**WHAT IS EXPECTED**
Give back all the data below exactly as it is shown.

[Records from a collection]
★ ★ ★ ★
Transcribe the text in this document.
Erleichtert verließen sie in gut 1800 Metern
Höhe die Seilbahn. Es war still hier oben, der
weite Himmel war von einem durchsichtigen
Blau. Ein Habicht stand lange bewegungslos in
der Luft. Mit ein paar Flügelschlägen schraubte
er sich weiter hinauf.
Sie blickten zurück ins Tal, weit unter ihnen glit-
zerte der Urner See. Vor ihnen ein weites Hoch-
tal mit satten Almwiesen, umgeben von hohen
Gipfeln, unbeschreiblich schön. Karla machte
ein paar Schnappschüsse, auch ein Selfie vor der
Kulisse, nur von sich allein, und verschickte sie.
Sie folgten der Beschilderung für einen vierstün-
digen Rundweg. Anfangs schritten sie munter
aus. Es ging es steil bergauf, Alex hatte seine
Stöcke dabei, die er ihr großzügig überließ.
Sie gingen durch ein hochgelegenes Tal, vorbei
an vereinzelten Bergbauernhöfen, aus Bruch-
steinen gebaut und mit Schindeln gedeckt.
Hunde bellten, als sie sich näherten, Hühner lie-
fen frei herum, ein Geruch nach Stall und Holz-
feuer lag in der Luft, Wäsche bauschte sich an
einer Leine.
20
★ ★ ★ ★
**RESPONSE TO THE EXERCISE**
Transcribe the text in this document.
Erleichtert verließen sie in gut 1800 Metern
Höhe die Seilbahn. Es war still hier oben, der
weite Himmel war von einem durchsichtigen
Blau. Ein Habicht stand lange bewegungslos in
der Luft. Mit ein paar Flügelschlägen schraubte
er sich weiter hinauf.
Sie blickten zurück ins Tal, weit unter ihnen glit-
zerte der Urner See. Vor ihnen ein weites Hoch-
tal mit satten Almwiesen, umgeben von hohen
Gipfeln, unbeschreiblich schön. Karla machte
ein paar Schnappschüsse, auch ein Selfie vor der
Kulisse, nur von sich allein, und verschickte sie.
Sie folgten der Beschilderung für einen vierstün-
digen Rundweg. Anfangs schritten sie munter
aus. Es ging es steil bergauf, Alex hatte seine
Stöcke dabei, die er ihr großzügig überließ.
Sie gingen durch ein hochgelegenes Tal, vorbei
an vereinzelten Bergbauernhöfen, aus Bruch-
steinen gebaut und mit Schindeln gedeckt.
Hunde bellten, als sie sich näherten, Hühner lie-
fen frei herum, ein Geruch nach Stall und Holz-
feuer lag in der Luft, Wäsche bauschte sich an
einer Leine.
20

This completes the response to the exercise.